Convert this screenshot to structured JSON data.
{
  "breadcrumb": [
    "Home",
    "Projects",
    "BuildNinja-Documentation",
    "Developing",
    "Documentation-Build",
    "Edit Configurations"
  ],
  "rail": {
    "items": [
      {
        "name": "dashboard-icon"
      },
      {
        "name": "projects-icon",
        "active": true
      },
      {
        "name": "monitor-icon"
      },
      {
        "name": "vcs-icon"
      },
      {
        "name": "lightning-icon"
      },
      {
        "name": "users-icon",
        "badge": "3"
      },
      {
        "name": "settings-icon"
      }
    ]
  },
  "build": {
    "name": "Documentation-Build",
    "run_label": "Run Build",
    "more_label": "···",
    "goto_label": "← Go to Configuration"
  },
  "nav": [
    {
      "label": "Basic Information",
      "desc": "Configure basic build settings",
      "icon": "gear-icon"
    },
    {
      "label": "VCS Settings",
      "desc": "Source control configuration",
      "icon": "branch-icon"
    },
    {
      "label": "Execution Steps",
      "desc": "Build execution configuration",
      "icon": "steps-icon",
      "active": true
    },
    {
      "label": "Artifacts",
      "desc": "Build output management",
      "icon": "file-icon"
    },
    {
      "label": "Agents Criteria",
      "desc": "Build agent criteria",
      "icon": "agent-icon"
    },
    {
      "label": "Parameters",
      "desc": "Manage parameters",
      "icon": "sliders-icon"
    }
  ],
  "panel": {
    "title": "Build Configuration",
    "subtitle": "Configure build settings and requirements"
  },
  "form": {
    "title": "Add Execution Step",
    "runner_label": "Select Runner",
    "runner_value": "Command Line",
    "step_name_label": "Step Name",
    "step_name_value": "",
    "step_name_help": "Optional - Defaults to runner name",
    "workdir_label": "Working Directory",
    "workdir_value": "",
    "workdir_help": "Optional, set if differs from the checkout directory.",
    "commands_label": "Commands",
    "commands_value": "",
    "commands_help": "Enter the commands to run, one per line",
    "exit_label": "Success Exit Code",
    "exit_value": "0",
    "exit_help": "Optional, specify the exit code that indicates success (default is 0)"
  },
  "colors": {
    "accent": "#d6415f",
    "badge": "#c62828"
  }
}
::::::::::
What to do >> Generate an exact reproduction of all entries.

Expected answer >>
Convert this screenshot to structured JSON data.
{
  "breadcrumb": [
    "Home",
    "Projects",
    "BuildNinja-Documentation",
    "Developing",
    "Documentation-Build",
    "Edit Configurations"
  ],
  "rail": {
    "items": [
      {
        "name": "dashboard-icon"
      },
      {
        "name": "projects-icon",
        "active": true
      },
      {
        "name": "monitor-icon"
      },
      {
        "name": "vcs-icon"
      },
      {
        "name": "lightning-icon"
      },
      {
        "name": "users-icon",
        "badge": "3"
      },
      {
        "name": "settings-icon"
      }
    ]
  },
  "build": {
    "name": "Documentation-Build",
    "run_label": "Run Build",
    "more_label": "···",
    "goto_label": "← Go to Configuration"
  },
  "nav": [
    {
      "label": "Basic Information",
      "desc": "Configure basic build settings",
      "icon": "gear-icon"
    },
    {
      "label": "VCS Settings",
      "desc": "Source control configuration",
      "icon": "branch-icon"
    },
    {
      "label": "Execution Steps",
      "desc": "Build execution configuration",
      "icon": "steps-icon",
      "active": true
    },
    {
      "label": "Artifacts",
      "desc": "Build output management",
      "icon": "file-icon"
    },
    {
      "label": "Agents Criteria",
      "desc": "Build agent criteria",
      "icon": "agent-icon"
    },
    {
      "label": "Parameters",
      "desc": "Manage parameters",
      "icon": "sliders-icon"
    }
  ],
  "panel": {
    "title": "Build Configuration",
    "subtitle": "Configure build settings and requirements"
  },
  "form": {
    "title": "Add Execution Step",
    "runner_label": "Select Runner",
    "runner_value": "Command Line",
    "step_name_label": "Step Name",
    "step_name_value": "",
    "step_name_help": "Optional - Defaults to runner name",
    "workdir_label": "Working Directory",
    "workdir_value": "",
    "workdir_help": "Optional, set if differs from the checkout directory.",
    "commands_label": "Commands",
    "commands_value": "",
    "commands_help": "Enter the commands to run, one per line",
    "exit_label": "Success Exit Code",
    "exit_value": "0",
    "exit_help": "Optional, specify the exit code that indicates success (default is 0)"
  },
  "colors": {
    "accent": "#d6415f",
    "badge": "#c62828"
  }
}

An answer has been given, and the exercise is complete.